### TASK STATEMENT
Copy out all lines carrying the word "xlabel".

Stored entries:
— begin —
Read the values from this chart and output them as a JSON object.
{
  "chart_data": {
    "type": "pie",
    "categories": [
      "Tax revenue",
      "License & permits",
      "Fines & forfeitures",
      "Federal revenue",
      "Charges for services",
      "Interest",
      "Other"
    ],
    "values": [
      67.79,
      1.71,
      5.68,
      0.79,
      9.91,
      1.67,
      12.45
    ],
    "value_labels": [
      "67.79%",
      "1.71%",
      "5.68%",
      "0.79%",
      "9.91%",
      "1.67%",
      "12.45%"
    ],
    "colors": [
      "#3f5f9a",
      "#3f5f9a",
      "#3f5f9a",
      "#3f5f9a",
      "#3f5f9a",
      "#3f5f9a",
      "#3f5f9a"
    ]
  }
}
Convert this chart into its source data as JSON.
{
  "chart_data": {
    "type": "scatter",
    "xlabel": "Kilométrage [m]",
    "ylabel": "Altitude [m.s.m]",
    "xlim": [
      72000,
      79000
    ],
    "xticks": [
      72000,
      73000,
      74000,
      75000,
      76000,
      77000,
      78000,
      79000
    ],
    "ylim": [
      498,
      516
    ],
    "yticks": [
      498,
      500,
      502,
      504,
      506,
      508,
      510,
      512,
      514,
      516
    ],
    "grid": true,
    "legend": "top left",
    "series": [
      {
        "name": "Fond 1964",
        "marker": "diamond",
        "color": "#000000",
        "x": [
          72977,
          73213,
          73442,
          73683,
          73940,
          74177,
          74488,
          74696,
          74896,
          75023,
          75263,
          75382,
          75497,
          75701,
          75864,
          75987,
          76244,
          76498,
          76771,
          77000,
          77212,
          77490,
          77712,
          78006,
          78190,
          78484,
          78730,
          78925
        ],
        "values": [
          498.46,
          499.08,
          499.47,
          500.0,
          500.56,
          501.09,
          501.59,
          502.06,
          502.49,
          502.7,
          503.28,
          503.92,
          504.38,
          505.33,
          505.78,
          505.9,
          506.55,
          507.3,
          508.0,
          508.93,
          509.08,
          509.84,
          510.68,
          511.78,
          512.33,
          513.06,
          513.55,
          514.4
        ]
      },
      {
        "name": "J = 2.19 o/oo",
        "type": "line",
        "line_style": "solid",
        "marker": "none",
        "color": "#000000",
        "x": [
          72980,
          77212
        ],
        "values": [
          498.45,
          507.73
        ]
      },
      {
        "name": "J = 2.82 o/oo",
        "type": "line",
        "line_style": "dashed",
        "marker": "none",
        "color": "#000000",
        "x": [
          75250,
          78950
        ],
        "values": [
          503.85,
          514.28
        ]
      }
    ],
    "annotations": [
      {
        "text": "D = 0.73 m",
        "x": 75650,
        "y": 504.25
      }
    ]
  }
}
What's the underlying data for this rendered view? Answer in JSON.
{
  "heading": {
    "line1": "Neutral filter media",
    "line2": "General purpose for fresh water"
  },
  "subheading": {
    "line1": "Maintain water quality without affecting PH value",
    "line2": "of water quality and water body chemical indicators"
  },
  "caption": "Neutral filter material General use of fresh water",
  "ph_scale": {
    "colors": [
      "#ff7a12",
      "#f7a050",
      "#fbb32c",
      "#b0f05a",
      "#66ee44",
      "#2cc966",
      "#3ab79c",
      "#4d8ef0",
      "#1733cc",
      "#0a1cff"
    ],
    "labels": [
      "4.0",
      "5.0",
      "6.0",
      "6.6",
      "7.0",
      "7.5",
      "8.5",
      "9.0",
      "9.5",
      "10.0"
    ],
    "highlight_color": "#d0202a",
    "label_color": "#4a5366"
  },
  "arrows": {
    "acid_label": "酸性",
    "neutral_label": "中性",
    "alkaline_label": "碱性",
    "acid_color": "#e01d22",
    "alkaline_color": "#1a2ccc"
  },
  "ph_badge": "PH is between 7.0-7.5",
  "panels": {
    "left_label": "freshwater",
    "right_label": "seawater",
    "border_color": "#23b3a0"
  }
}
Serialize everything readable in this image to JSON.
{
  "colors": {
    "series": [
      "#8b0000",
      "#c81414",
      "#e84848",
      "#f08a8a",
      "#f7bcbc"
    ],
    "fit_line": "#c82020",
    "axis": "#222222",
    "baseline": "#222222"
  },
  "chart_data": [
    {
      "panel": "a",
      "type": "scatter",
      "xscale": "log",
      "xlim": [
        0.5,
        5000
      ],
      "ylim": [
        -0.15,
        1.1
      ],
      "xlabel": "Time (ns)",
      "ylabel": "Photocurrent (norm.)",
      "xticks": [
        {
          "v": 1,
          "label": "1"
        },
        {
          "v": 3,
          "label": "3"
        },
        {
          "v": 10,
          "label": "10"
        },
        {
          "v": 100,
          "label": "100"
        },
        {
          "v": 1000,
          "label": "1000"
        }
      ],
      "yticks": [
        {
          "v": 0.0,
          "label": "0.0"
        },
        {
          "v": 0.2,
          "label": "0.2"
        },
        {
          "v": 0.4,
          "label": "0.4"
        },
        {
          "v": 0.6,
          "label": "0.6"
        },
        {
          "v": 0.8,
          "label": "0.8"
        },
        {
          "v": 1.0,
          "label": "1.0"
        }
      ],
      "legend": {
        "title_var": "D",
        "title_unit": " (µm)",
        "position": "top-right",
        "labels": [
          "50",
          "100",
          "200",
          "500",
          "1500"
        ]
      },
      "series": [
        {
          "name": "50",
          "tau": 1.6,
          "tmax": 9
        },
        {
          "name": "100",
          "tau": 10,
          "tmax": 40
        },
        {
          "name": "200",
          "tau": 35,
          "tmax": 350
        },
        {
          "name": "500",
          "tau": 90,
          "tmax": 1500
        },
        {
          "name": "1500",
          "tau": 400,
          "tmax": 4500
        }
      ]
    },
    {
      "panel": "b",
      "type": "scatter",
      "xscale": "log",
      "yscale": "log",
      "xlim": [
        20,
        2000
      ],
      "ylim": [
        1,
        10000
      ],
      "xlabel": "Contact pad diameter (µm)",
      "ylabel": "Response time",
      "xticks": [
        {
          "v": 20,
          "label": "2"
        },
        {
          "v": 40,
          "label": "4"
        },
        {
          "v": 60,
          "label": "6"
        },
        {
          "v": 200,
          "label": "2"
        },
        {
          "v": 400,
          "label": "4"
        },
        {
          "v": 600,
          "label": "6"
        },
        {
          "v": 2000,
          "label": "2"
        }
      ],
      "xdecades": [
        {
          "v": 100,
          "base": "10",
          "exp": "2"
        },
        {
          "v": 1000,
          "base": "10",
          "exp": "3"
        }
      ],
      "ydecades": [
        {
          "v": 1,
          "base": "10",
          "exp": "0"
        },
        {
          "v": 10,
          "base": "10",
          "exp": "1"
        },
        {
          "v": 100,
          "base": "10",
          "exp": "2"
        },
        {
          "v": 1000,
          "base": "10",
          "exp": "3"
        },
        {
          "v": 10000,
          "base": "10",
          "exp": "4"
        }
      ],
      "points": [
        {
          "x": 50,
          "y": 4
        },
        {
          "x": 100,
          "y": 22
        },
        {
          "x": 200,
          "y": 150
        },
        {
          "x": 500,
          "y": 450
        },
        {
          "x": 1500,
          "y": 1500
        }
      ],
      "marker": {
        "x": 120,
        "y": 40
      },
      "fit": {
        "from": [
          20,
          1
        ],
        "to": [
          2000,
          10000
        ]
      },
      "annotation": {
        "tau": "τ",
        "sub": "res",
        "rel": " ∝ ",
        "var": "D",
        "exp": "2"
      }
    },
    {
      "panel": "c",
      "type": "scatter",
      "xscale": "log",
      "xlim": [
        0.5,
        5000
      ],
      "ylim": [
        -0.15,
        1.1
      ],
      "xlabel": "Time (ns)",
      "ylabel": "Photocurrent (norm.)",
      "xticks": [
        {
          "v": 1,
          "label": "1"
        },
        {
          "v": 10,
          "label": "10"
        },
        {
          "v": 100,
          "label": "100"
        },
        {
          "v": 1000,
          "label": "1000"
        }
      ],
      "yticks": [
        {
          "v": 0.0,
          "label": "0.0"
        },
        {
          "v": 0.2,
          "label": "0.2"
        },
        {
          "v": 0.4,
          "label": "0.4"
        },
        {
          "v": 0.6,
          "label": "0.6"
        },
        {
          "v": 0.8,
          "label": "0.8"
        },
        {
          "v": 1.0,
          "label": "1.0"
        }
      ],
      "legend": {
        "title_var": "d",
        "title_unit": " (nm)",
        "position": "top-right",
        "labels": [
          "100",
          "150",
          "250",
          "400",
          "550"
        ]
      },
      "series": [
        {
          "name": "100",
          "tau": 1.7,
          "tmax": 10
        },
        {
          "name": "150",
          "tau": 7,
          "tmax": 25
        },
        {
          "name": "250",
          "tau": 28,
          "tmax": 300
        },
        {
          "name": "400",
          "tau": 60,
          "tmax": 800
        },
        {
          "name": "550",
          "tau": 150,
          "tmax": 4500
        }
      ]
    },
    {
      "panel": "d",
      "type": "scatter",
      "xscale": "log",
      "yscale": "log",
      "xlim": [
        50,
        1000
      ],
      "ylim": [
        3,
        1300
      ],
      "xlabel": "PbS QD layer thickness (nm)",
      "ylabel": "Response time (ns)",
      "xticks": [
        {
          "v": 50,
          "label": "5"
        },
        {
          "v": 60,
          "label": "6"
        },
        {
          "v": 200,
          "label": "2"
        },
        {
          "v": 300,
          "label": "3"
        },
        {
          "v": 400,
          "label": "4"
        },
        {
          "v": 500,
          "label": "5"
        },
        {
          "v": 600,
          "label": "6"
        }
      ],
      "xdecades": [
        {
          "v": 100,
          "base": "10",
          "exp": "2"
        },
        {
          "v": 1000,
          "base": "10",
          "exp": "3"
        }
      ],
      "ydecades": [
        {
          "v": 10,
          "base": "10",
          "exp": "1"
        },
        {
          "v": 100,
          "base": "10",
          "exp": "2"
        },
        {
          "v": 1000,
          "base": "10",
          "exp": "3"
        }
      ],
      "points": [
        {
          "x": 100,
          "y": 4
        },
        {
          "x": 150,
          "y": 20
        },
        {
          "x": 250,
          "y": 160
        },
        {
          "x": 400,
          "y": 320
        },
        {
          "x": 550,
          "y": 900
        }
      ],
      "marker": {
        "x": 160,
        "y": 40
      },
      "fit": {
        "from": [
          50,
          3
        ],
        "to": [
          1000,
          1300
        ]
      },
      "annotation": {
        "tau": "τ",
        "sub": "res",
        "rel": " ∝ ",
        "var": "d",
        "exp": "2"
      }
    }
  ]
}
— end —
### TASK OUTPUT
    "xlabel": "Kilométrage [m]",
      "xlabel": "Time (ns)",
      "xlabel": "Contact pad diameter (µm)",
      "xlabel": "Time (ns)",
      "xlabel": "PbS QD layer thickness (nm)",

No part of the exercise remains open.